(WORK TO BE COMPLETED):
Determine which lines contain the word "chevron", then copy those lines.
--- START OF ENTRIES ---
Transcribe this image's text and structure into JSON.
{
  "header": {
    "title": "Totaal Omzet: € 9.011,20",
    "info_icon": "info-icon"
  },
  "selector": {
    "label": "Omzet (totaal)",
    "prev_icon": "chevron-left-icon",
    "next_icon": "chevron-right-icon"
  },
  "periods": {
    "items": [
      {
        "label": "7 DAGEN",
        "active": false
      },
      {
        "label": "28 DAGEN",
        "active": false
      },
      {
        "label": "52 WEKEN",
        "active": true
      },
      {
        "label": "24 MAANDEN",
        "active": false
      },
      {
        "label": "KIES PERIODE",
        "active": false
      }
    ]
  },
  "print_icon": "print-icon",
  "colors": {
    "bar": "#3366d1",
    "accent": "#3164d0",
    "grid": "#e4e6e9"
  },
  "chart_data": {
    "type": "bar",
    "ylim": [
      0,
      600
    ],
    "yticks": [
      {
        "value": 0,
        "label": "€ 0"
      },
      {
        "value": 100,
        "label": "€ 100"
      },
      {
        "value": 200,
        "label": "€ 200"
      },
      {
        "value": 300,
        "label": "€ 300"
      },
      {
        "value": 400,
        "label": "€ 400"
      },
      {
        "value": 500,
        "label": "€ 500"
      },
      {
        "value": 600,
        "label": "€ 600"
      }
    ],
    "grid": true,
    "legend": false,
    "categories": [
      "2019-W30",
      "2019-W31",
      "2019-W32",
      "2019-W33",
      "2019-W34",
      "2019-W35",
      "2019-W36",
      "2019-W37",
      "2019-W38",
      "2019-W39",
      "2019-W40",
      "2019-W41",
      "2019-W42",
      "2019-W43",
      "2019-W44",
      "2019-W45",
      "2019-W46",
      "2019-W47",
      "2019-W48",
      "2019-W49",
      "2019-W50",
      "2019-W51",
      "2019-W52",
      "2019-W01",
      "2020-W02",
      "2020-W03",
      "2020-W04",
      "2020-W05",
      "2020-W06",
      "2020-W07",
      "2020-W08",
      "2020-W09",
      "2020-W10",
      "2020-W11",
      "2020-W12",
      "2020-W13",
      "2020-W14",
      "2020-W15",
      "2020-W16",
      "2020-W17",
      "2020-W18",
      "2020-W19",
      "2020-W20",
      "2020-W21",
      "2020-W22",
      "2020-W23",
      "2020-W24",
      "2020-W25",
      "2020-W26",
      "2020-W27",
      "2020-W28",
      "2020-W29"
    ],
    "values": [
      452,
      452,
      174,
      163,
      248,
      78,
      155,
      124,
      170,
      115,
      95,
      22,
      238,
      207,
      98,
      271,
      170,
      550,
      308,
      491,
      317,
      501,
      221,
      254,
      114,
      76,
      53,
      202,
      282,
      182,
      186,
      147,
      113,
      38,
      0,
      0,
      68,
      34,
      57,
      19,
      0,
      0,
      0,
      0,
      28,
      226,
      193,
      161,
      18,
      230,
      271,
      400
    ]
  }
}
--- END OF ENTRIES ---
--- START OF ENTRIES ---
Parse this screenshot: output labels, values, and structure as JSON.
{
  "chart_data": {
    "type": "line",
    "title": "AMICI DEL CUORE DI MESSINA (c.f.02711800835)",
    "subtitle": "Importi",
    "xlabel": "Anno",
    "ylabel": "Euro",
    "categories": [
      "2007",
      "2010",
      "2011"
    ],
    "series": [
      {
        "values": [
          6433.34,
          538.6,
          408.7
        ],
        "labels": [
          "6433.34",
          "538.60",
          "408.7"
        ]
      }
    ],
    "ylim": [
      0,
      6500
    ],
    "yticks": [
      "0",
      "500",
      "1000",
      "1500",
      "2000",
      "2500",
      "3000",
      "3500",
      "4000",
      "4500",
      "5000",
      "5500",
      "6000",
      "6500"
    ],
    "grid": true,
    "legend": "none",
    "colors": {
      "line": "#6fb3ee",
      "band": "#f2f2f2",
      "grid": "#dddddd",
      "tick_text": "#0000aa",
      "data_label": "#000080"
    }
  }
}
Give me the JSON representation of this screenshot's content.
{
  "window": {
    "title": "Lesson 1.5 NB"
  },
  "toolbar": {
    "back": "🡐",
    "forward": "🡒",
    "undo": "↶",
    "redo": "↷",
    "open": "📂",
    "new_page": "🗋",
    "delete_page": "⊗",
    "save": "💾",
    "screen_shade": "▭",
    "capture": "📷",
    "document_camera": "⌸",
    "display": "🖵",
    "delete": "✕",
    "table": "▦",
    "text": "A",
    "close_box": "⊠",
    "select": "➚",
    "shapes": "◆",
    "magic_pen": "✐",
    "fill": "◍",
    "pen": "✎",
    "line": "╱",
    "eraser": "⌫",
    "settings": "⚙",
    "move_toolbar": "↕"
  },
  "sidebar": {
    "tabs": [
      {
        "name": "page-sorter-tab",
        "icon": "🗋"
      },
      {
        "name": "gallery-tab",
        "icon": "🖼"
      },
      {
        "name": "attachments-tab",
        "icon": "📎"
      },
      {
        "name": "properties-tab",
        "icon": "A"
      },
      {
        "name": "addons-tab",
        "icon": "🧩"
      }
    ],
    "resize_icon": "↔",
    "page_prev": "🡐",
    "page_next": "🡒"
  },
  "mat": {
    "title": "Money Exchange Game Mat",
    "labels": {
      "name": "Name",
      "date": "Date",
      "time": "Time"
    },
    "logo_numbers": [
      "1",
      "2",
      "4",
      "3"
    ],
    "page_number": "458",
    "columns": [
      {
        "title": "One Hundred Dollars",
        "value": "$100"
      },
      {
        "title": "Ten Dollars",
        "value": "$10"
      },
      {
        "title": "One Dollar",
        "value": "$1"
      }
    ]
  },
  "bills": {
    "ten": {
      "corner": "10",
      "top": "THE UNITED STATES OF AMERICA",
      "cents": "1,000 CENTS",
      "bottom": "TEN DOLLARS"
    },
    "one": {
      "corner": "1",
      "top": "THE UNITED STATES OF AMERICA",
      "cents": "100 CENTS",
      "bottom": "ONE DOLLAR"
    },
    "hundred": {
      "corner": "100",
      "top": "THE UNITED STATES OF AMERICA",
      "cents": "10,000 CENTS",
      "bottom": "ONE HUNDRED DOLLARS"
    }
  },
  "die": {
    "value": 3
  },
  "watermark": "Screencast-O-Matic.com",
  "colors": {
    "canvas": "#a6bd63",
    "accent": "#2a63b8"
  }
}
--- END OF ENTRIES ---
(RESULT BELOW):
    "prev_icon": "chevron-left-icon",
    "next_icon": "chevron-right-icon"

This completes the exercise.